— Data records —
.....

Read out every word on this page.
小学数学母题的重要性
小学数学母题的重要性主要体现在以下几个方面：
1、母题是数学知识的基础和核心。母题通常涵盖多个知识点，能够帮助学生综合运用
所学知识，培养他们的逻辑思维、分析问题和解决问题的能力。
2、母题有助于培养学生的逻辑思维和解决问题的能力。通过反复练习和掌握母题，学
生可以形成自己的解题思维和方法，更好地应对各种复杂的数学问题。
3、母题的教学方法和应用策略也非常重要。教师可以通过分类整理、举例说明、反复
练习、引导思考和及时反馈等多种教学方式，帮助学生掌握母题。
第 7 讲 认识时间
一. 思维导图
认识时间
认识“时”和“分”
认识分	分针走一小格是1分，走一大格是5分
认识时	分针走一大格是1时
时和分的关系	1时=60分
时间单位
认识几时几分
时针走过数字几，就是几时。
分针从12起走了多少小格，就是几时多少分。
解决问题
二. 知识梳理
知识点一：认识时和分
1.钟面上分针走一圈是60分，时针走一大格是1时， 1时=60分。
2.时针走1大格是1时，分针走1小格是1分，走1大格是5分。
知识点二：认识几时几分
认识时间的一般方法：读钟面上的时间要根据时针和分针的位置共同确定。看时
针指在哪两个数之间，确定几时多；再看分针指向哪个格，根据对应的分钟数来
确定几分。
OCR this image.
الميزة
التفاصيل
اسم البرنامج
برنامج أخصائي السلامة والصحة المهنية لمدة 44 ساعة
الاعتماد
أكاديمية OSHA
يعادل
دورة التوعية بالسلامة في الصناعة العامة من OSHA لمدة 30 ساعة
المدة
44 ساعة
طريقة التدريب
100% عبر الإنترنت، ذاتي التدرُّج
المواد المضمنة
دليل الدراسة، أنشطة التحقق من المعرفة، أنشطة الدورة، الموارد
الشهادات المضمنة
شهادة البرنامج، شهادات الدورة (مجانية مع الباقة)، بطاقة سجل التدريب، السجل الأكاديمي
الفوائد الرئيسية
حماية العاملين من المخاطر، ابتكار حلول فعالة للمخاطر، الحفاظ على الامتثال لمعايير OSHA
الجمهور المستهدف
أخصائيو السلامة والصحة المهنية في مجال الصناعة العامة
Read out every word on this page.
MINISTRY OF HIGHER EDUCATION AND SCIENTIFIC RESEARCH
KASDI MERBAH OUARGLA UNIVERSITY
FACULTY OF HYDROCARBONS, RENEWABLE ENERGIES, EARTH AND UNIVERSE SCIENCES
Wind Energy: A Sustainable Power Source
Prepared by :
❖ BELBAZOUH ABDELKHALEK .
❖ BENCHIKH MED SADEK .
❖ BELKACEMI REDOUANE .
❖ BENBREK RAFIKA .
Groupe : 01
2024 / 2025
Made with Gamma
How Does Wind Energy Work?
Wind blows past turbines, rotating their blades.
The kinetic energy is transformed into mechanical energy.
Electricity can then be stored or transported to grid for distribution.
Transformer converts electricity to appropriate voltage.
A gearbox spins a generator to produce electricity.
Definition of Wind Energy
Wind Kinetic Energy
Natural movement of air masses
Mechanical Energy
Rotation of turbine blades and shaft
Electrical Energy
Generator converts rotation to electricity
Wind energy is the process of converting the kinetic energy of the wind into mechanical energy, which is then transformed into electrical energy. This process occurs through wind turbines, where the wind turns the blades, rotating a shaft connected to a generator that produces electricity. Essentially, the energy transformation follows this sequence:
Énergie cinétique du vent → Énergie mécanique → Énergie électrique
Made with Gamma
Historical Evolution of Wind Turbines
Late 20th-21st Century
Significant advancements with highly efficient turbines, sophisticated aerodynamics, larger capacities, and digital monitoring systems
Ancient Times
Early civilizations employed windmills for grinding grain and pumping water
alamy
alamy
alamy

.....

— Written problem —
Count the lines above that contain the word "into". Give only the number.

— Answer —
2